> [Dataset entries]
· · · · · · ·
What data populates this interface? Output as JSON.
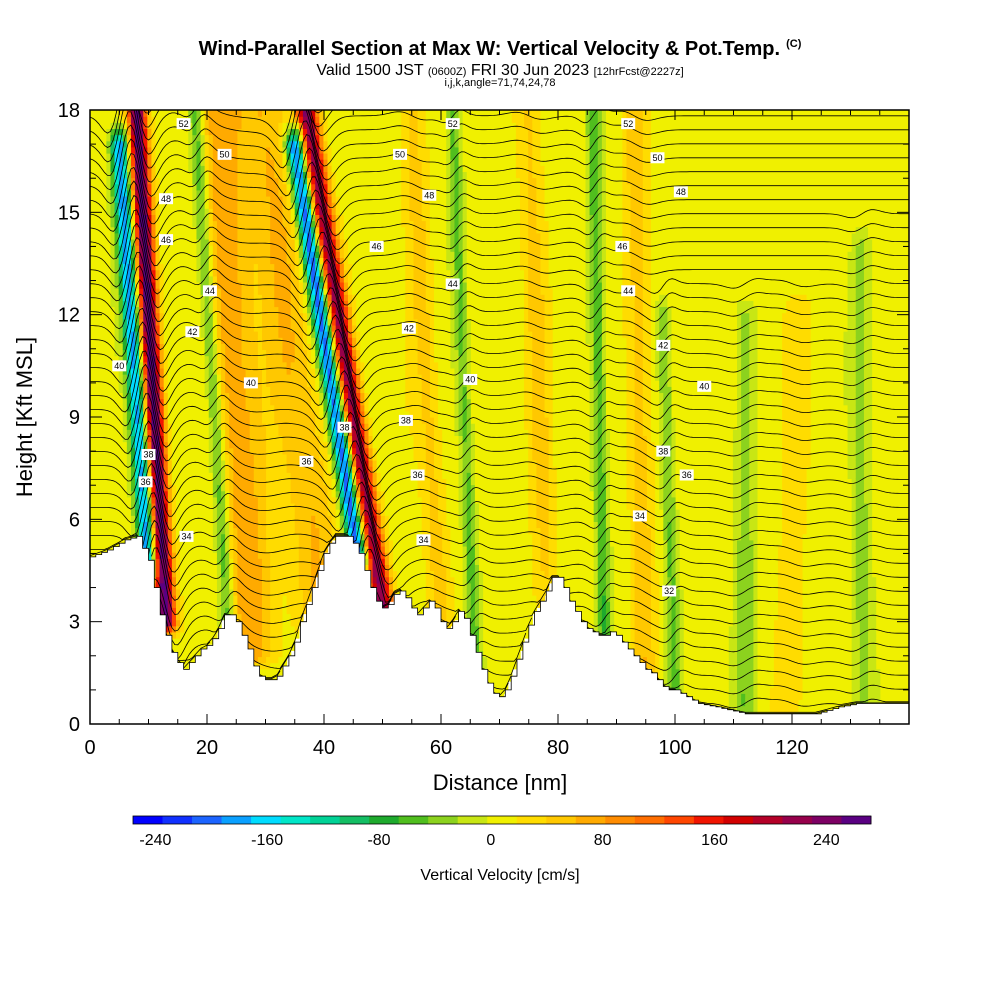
{
  "header": {
    "title": "Wind-Parallel Section at Max W: Vertical Velocity & Pot.Temp.",
    "copyright_mark": "(C)",
    "valid_prefix": "Valid 1500 JST",
    "valid_utc": "(0600Z)",
    "valid_date": "FRI 30 Jun 2023",
    "forecast_info": "[12hrFcst@2227z]",
    "section_indices": "i,j,k,angle=71,74,24,78"
  },
  "chart_data": {
    "type": "heatmap",
    "xlabel": "Distance [nm]",
    "ylabel": "Height [Kft MSL]",
    "xlim": [
      0,
      140
    ],
    "ylim": [
      0,
      18
    ],
    "xticks": [
      0,
      20,
      40,
      60,
      80,
      100,
      120
    ],
    "yticks": [
      0,
      3,
      6,
      9,
      12,
      15,
      18
    ],
    "colorbar": {
      "label": "Vertical Velocity [cm/s]",
      "tick_values": [
        -240,
        -160,
        -80,
        0,
        80,
        160,
        240
      ],
      "tick_labels": [
        "-240",
        "-160",
        "-80",
        "0",
        "80",
        "160",
        "240"
      ],
      "min": -256,
      "max": 272,
      "colors": [
        "#0000ff",
        "#1030ff",
        "#1c64ff",
        "#0aa0ff",
        "#00dcff",
        "#00e6c8",
        "#00d296",
        "#14be64",
        "#1eaa2d",
        "#50be1e",
        "#8cd21e",
        "#c8e614",
        "#f0f000",
        "#ffdc00",
        "#ffc800",
        "#ffaa00",
        "#ff8c00",
        "#ff6e00",
        "#ff4600",
        "#f01400",
        "#d20000",
        "#b40028",
        "#96004b",
        "#7d0064",
        "#5a0082"
      ]
    },
    "terrain": [
      {
        "x": 0,
        "h": 4.9
      },
      {
        "x": 3,
        "h": 5.1
      },
      {
        "x": 6,
        "h": 5.4
      },
      {
        "x": 8,
        "h": 5.5
      },
      {
        "x": 10,
        "h": 4.8
      },
      {
        "x": 11,
        "h": 4
      },
      {
        "x": 12,
        "h": 3.2
      },
      {
        "x": 13,
        "h": 2.6
      },
      {
        "x": 14,
        "h": 2.1
      },
      {
        "x": 15,
        "h": 1.8
      },
      {
        "x": 16,
        "h": 1.6
      },
      {
        "x": 17,
        "h": 1.8
      },
      {
        "x": 18,
        "h": 2
      },
      {
        "x": 19,
        "h": 2.2
      },
      {
        "x": 20,
        "h": 2.3
      },
      {
        "x": 21,
        "h": 2.5
      },
      {
        "x": 22,
        "h": 2.8
      },
      {
        "x": 23,
        "h": 3.2
      },
      {
        "x": 24,
        "h": 3.2
      },
      {
        "x": 25,
        "h": 3
      },
      {
        "x": 26,
        "h": 2.6
      },
      {
        "x": 27,
        "h": 2.2
      },
      {
        "x": 28,
        "h": 1.7
      },
      {
        "x": 29,
        "h": 1.4
      },
      {
        "x": 30,
        "h": 1.3
      },
      {
        "x": 31,
        "h": 1.3
      },
      {
        "x": 32,
        "h": 1.4
      },
      {
        "x": 33,
        "h": 1.7
      },
      {
        "x": 34,
        "h": 2
      },
      {
        "x": 35,
        "h": 2.4
      },
      {
        "x": 36,
        "h": 3
      },
      {
        "x": 37,
        "h": 3.5
      },
      {
        "x": 38,
        "h": 4
      },
      {
        "x": 39,
        "h": 4.5
      },
      {
        "x": 40,
        "h": 5
      },
      {
        "x": 41,
        "h": 5.3
      },
      {
        "x": 42,
        "h": 5.5
      },
      {
        "x": 44,
        "h": 5.5
      },
      {
        "x": 45,
        "h": 5.3
      },
      {
        "x": 46,
        "h": 5
      },
      {
        "x": 47,
        "h": 4.5
      },
      {
        "x": 48,
        "h": 4
      },
      {
        "x": 49,
        "h": 3.6
      },
      {
        "x": 50,
        "h": 3.4
      },
      {
        "x": 51,
        "h": 3.5
      },
      {
        "x": 52,
        "h": 3.8
      },
      {
        "x": 53,
        "h": 3.9
      },
      {
        "x": 54,
        "h": 3.7
      },
      {
        "x": 55,
        "h": 3.4
      },
      {
        "x": 56,
        "h": 3.2
      },
      {
        "x": 57,
        "h": 3.4
      },
      {
        "x": 58,
        "h": 3.6
      },
      {
        "x": 59,
        "h": 3.4
      },
      {
        "x": 60,
        "h": 3
      },
      {
        "x": 61,
        "h": 2.8
      },
      {
        "x": 62,
        "h": 3
      },
      {
        "x": 63,
        "h": 3.3
      },
      {
        "x": 64,
        "h": 3.1
      },
      {
        "x": 65,
        "h": 2.6
      },
      {
        "x": 66,
        "h": 2.1
      },
      {
        "x": 67,
        "h": 1.6
      },
      {
        "x": 68,
        "h": 1.2
      },
      {
        "x": 69,
        "h": 0.9
      },
      {
        "x": 70,
        "h": 0.8
      },
      {
        "x": 71,
        "h": 1
      },
      {
        "x": 72,
        "h": 1.4
      },
      {
        "x": 73,
        "h": 1.9
      },
      {
        "x": 74,
        "h": 2.4
      },
      {
        "x": 75,
        "h": 2.9
      },
      {
        "x": 76,
        "h": 3.3
      },
      {
        "x": 77,
        "h": 3.6
      },
      {
        "x": 78,
        "h": 3.9
      },
      {
        "x": 79,
        "h": 4.3
      },
      {
        "x": 80,
        "h": 4.3
      },
      {
        "x": 81,
        "h": 4
      },
      {
        "x": 82,
        "h": 3.6
      },
      {
        "x": 83,
        "h": 3.3
      },
      {
        "x": 84,
        "h": 3
      },
      {
        "x": 85,
        "h": 2.8
      },
      {
        "x": 86,
        "h": 2.7
      },
      {
        "x": 87,
        "h": 2.6
      },
      {
        "x": 88,
        "h": 2.6
      },
      {
        "x": 89,
        "h": 2.7
      },
      {
        "x": 90,
        "h": 2.6
      },
      {
        "x": 91,
        "h": 2.4
      },
      {
        "x": 92,
        "h": 2.2
      },
      {
        "x": 93,
        "h": 2
      },
      {
        "x": 94,
        "h": 1.8
      },
      {
        "x": 95,
        "h": 1.6
      },
      {
        "x": 96,
        "h": 1.5
      },
      {
        "x": 97,
        "h": 1.3
      },
      {
        "x": 98,
        "h": 1.1
      },
      {
        "x": 99,
        "h": 1
      },
      {
        "x": 100,
        "h": 1
      },
      {
        "x": 102,
        "h": 0.8
      },
      {
        "x": 104,
        "h": 0.6
      },
      {
        "x": 107,
        "h": 0.5
      },
      {
        "x": 112,
        "h": 0.3
      },
      {
        "x": 116,
        "h": 0.3
      },
      {
        "x": 120,
        "h": 0.3
      },
      {
        "x": 124,
        "h": 0.3
      },
      {
        "x": 128,
        "h": 0.5
      },
      {
        "x": 131,
        "h": 0.6
      },
      {
        "x": 134,
        "h": 0.6
      },
      {
        "x": 140,
        "h": 0.6
      }
    ],
    "updraft_bands": [
      {
        "x_base": 13,
        "x_top": 8,
        "z_base": 3,
        "z_top": 18,
        "w": 260,
        "width": 1.6
      },
      {
        "x_base": 10,
        "x_top": 5,
        "z_base": 4.5,
        "z_top": 17,
        "w": -200,
        "width": 1.5
      },
      {
        "x_base": 50,
        "x_top": 37,
        "z_base": 3.5,
        "z_top": 18,
        "w": 220,
        "width": 1.8
      },
      {
        "x_base": 46,
        "x_top": 35,
        "z_base": 4.8,
        "z_top": 17,
        "w": -230,
        "width": 1.6
      },
      {
        "x_base": 28,
        "x_top": 22,
        "z_base": 2,
        "z_top": 18,
        "w": 70,
        "width": 4
      },
      {
        "x_base": 40,
        "x_top": 30,
        "z_base": 3,
        "z_top": 18,
        "w": 55,
        "width": 4
      },
      {
        "x_base": 24,
        "x_top": 18,
        "z_base": 2,
        "z_top": 18,
        "w": -80,
        "width": 1.3
      },
      {
        "x_base": 60,
        "x_top": 55,
        "z_base": 3,
        "z_top": 18,
        "w": 40,
        "width": 2
      },
      {
        "x_base": 66,
        "x_top": 62,
        "z_base": 1,
        "z_top": 18,
        "w": -60,
        "width": 1.2
      },
      {
        "x_base": 78,
        "x_top": 75,
        "z_base": 3,
        "z_top": 18,
        "w": 35,
        "width": 2
      },
      {
        "x_base": 88,
        "x_top": 86,
        "z_base": 2,
        "z_top": 18,
        "w": -70,
        "width": 1.2
      },
      {
        "x_base": 95,
        "x_top": 93,
        "z_base": 1,
        "z_top": 18,
        "w": 45,
        "width": 2
      },
      {
        "x_base": 100,
        "x_top": 98,
        "z_base": 1,
        "z_top": 12,
        "w": -55,
        "width": 1.2
      },
      {
        "x_base": 112,
        "x_top": 112,
        "z_base": 0.5,
        "z_top": 12,
        "w": -45,
        "width": 1.8
      },
      {
        "x_base": 120,
        "x_top": 120,
        "z_base": 0.5,
        "z_top": 12,
        "w": 30,
        "width": 2
      },
      {
        "x_base": 132,
        "x_top": 132,
        "z_base": 0.5,
        "z_top": 14,
        "w": -40,
        "width": 1.6
      }
    ],
    "theta_levels": [
      30,
      32,
      34,
      36,
      38,
      40,
      42,
      44,
      46,
      48,
      50,
      52
    ],
    "contour_labels": [
      {
        "text": "52",
        "x": 16,
        "z": 17.6
      },
      {
        "text": "50",
        "x": 23,
        "z": 16.7
      },
      {
        "text": "48",
        "x": 13,
        "z": 15.4
      },
      {
        "text": "46",
        "x": 13,
        "z": 14.2
      },
      {
        "text": "44",
        "x": 20.5,
        "z": 12.7
      },
      {
        "text": "42",
        "x": 17.5,
        "z": 11.5
      },
      {
        "text": "40",
        "x": 5,
        "z": 10.5
      },
      {
        "text": "40",
        "x": 27.5,
        "z": 10
      },
      {
        "text": "38",
        "x": 10,
        "z": 7.9
      },
      {
        "text": "36",
        "x": 9.5,
        "z": 7.1
      },
      {
        "text": "34",
        "x": 16.5,
        "z": 5.5
      },
      {
        "text": "36",
        "x": 37,
        "z": 7.7
      },
      {
        "text": "38",
        "x": 43.5,
        "z": 8.7
      },
      {
        "text": "46",
        "x": 49,
        "z": 14
      },
      {
        "text": "42",
        "x": 54.5,
        "z": 11.6
      },
      {
        "text": "38",
        "x": 54,
        "z": 8.9
      },
      {
        "text": "36",
        "x": 56,
        "z": 7.3
      },
      {
        "text": "34",
        "x": 57,
        "z": 5.4
      },
      {
        "text": "52",
        "x": 62,
        "z": 17.6
      },
      {
        "text": "50",
        "x": 53,
        "z": 16.7
      },
      {
        "text": "48",
        "x": 58,
        "z": 15.5
      },
      {
        "text": "44",
        "x": 62,
        "z": 12.9
      },
      {
        "text": "40",
        "x": 65,
        "z": 10.1
      },
      {
        "text": "52",
        "x": 92,
        "z": 17.6
      },
      {
        "text": "50",
        "x": 97,
        "z": 16.6
      },
      {
        "text": "48",
        "x": 101,
        "z": 15.6
      },
      {
        "text": "46",
        "x": 91,
        "z": 14
      },
      {
        "text": "44",
        "x": 92,
        "z": 12.7
      },
      {
        "text": "42",
        "x": 98,
        "z": 11.1
      },
      {
        "text": "40",
        "x": 105,
        "z": 9.9
      },
      {
        "text": "38",
        "x": 98,
        "z": 8
      },
      {
        "text": "36",
        "x": 102,
        "z": 7.3
      },
      {
        "text": "34",
        "x": 94,
        "z": 6.1
      },
      {
        "text": "32",
        "x": 99,
        "z": 3.9
      }
    ]
  }
}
· · · · · · ·
> [YOUR TASK] Look through the data and gather every line with the string "Velocity" in it.

> [WRITTEN ANSWER]
    "title": "Wind-Parallel Section at Max W: Vertical Velocity & Pot.Temp.",
      "label": "Vertical Velocity [cm/s]",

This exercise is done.